YOUR TASK – Check each line below for the word "Appliance", and copy those that have it.

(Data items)
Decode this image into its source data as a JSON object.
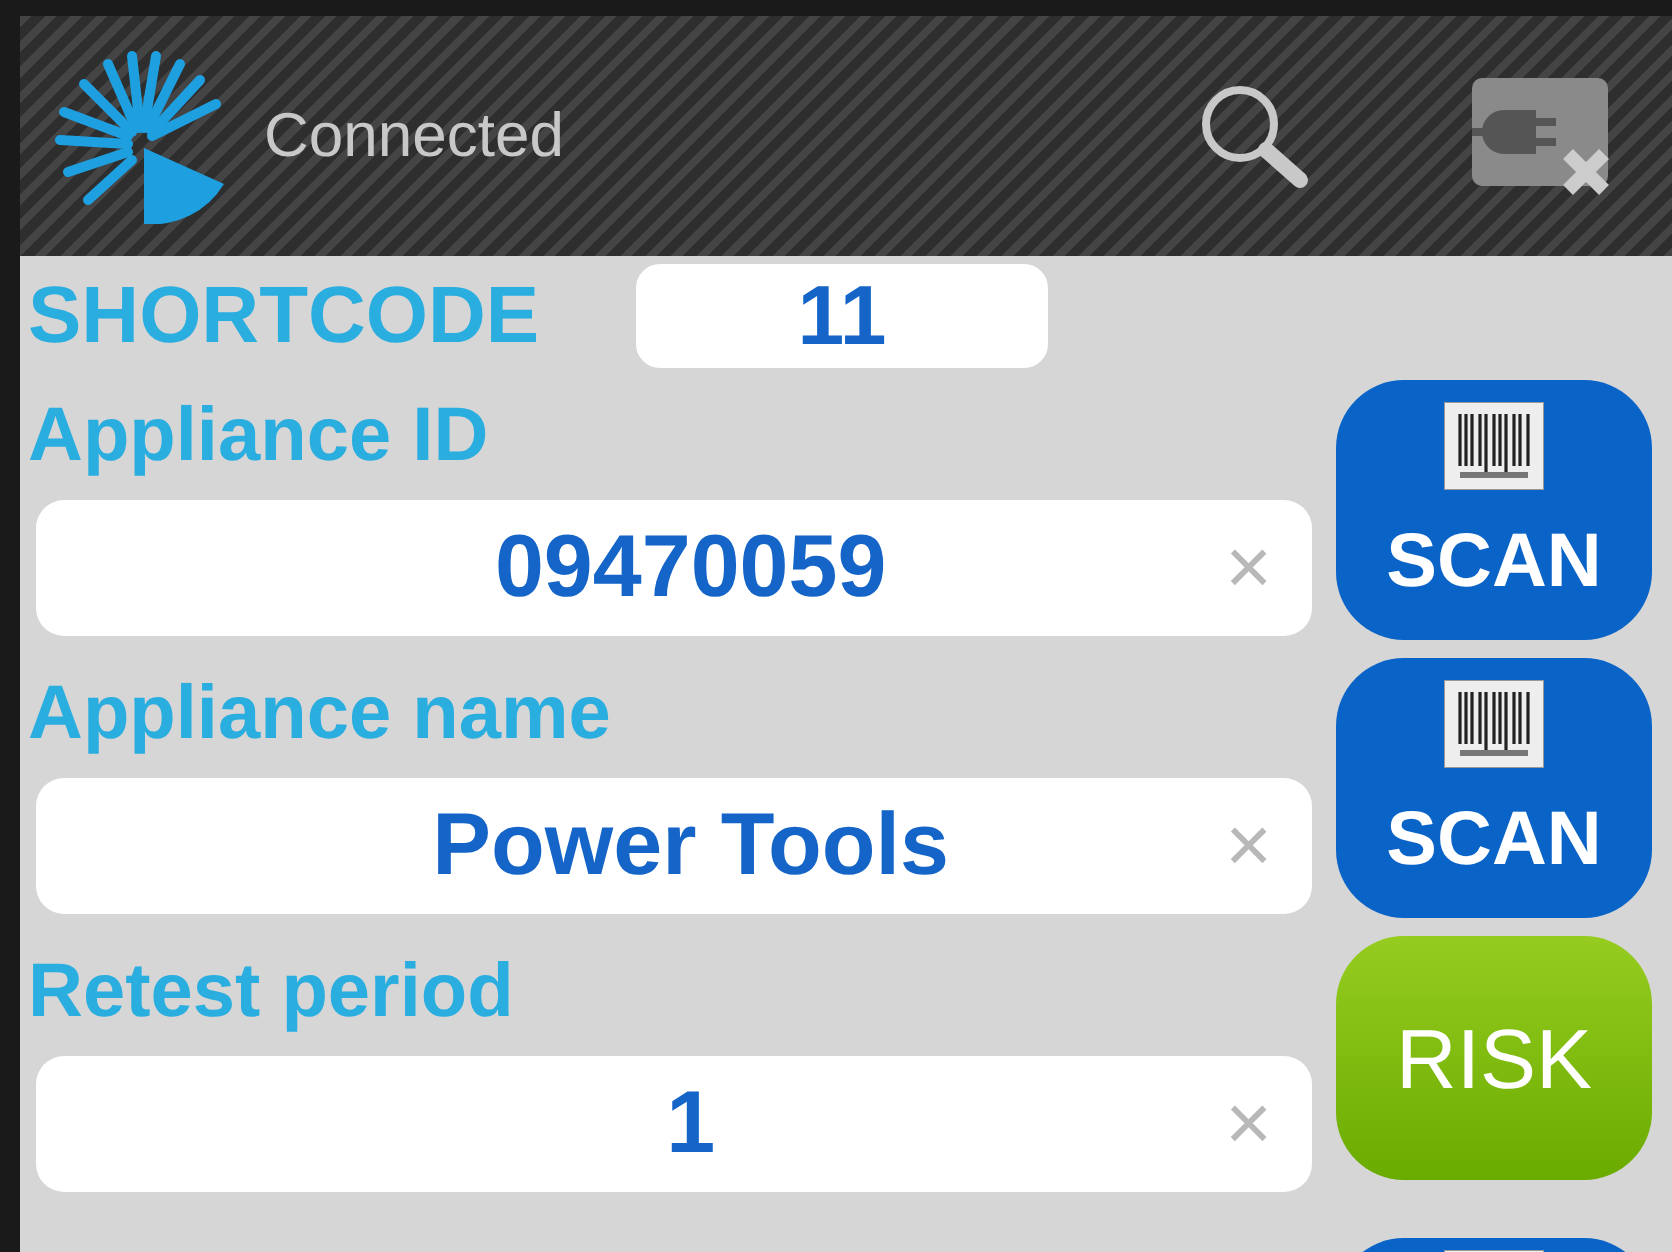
{
  "header": {
    "status": "Connected"
  },
  "shortcode": {
    "label": "SHORTCODE",
    "value": "11"
  },
  "fields": [
    {
      "label": "Appliance ID",
      "value": "09470059",
      "clear": "×",
      "button": {
        "kind": "scan",
        "label": "SCAN"
      }
    },
    {
      "label": "Appliance name",
      "value": "Power Tools",
      "clear": "×",
      "button": {
        "kind": "scan",
        "label": "SCAN"
      }
    },
    {
      "label": "Retest period",
      "value": "1",
      "clear": "×",
      "button": {
        "kind": "risk",
        "label": "RISK"
      }
    }
  ],
  "next_button": {
    "kind": "scan"
  }
}
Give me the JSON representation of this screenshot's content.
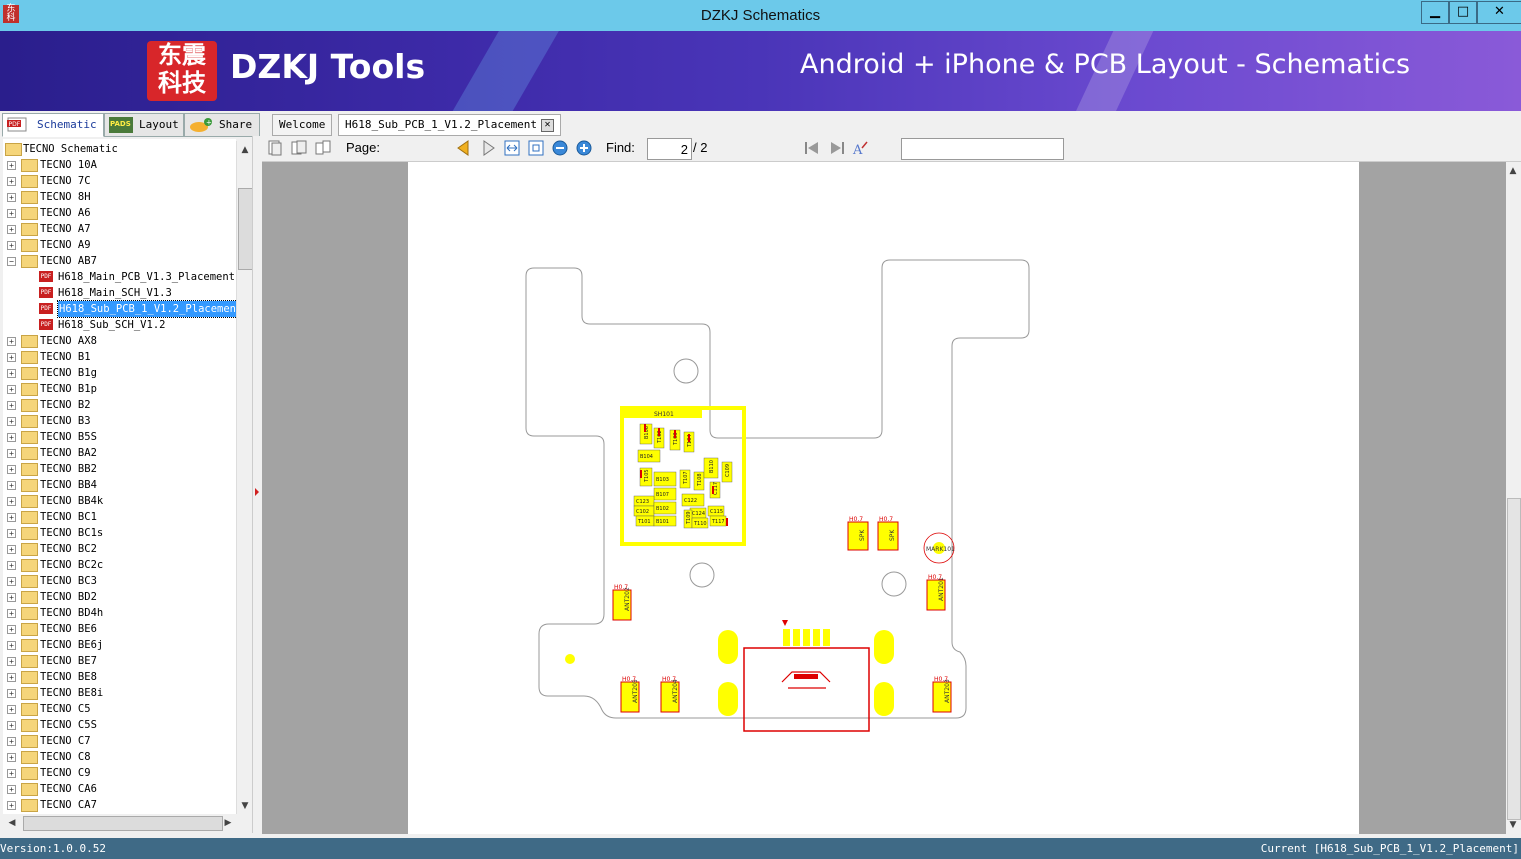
{
  "window": {
    "title": "DZKJ Schematics",
    "minimize": "▁",
    "maximize": "□",
    "close": "✕"
  },
  "banner": {
    "logo_line1": "东震",
    "logo_line2": "科技",
    "brand": "DZKJ Tools",
    "tagline": "Android + iPhone & PCB Layout - Schematics"
  },
  "left_tabs": [
    {
      "label": "Schematic",
      "icon": "pdf-icon"
    },
    {
      "label": "Layout",
      "icon": "pads-icon"
    },
    {
      "label": "Share",
      "icon": "cloud-icon"
    }
  ],
  "tree": {
    "root": "TECNO Schematic",
    "folders_before": [
      "TECNO 10A",
      "TECNO 7C",
      "TECNO 8H",
      "TECNO A6",
      "TECNO A7",
      "TECNO A9"
    ],
    "open_folder": "TECNO AB7",
    "files": [
      "H618_Main_PCB_V1.3_Placement",
      "H618_Main_SCH_V1.3",
      "H618_Sub_PCB_1_V1.2_Placement",
      "H618_Sub_SCH_V1.2"
    ],
    "selected_file_index": 2,
    "folders_after": [
      "TECNO AX8",
      "TECNO B1",
      "TECNO B1g",
      "TECNO B1p",
      "TECNO B2",
      "TECNO B3",
      "TECNO B5S",
      "TECNO BA2",
      "TECNO BB2",
      "TECNO BB4",
      "TECNO BB4k",
      "TECNO BC1",
      "TECNO BC1s",
      "TECNO BC2",
      "TECNO BC2c",
      "TECNO BC3",
      "TECNO BD2",
      "TECNO BD4h",
      "TECNO BE6",
      "TECNO BE6j",
      "TECNO BE7",
      "TECNO BE8",
      "TECNO BE8i",
      "TECNO C5",
      "TECNO C5S",
      "TECNO C7",
      "TECNO C8",
      "TECNO C9",
      "TECNO CA6",
      "TECNO CA7"
    ]
  },
  "doc_tabs": [
    {
      "label": "Welcome"
    },
    {
      "label": "H618_Sub_PCB_1_V1.2_Placement",
      "closable": true
    }
  ],
  "toolbar": {
    "page_label": "Page:",
    "page_value": "2",
    "page_total": "/ 2",
    "find_label": "Find:",
    "find_value": ""
  },
  "pcb": {
    "labels": {
      "sh101": "SH101",
      "mark101": "MARK101",
      "h07": "H0.7",
      "spk1": "SPK",
      "spk2": "SPK",
      "ant201": "ANT201",
      "ant202": "ANT202",
      "ant203": "ANT203",
      "ant204": "ANT204",
      "ant205": "ANT205"
    },
    "components": [
      "B106",
      "T102",
      "T103",
      "T104",
      "B104",
      "T105",
      "B103",
      "T107",
      "T108",
      "B110",
      "C109",
      "B107",
      "C122",
      "C123",
      "C102",
      "B102",
      "C124",
      "C115",
      "T101",
      "B101",
      "T109",
      "T110",
      "T117",
      "C117"
    ],
    "colors": {
      "silk": "#ffff00",
      "outline": "#999999",
      "copper": "#dd0000"
    }
  },
  "status": {
    "version": "Version:1.0.0.52",
    "current": "Current [H618_Sub_PCB_1_V1.2_Placement]"
  },
  "colors": {
    "titlebar": "#6cc9ea",
    "status": "#3f6a86",
    "selection": "#3399ff"
  }
}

EXERCISE RESULT –
      "label": "Appliance ID",
      "label": "Appliance name",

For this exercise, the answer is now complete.